▸ **Task statement**
All the data must come back unchanged, except that pictures are left out.

▸ **Supplied information**

_____

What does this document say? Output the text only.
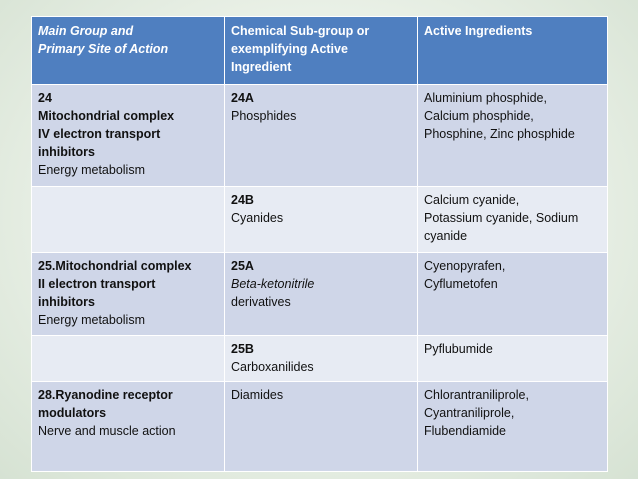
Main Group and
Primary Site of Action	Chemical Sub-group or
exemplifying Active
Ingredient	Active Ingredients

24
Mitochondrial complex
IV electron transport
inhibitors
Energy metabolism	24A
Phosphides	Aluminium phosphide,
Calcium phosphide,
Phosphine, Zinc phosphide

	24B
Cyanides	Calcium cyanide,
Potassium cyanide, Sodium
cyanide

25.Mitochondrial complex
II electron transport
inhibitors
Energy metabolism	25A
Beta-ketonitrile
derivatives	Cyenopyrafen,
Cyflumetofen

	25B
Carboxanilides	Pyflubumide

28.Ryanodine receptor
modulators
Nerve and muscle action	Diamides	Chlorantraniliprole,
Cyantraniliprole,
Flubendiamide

_____

▸ **Solution below**
What does this document say? Output the text only.
Main Group and
Primary Site of Action	Chemical Sub-group or
exemplifying Active
Ingredient	Active Ingredients

24
Mitochondrial complex
IV electron transport
inhibitors
Energy metabolism	24A
Phosphides	Aluminium phosphide,
Calcium phosphide,
Phosphine, Zinc phosphide

	24B
Cyanides	Calcium cyanide,
Potassium cyanide, Sodium
cyanide

25.Mitochondrial complex
II electron transport
inhibitors
Energy metabolism	25A
Beta-ketonitrile
derivatives	Cyenopyrafen,
Cyflumetofen

	25B
Carboxanilides	Pyflubumide

28.Ryanodine receptor
modulators
Nerve and muscle action	Diamides	Chlorantraniliprole,
Cyantraniliprole,
Flubendiamide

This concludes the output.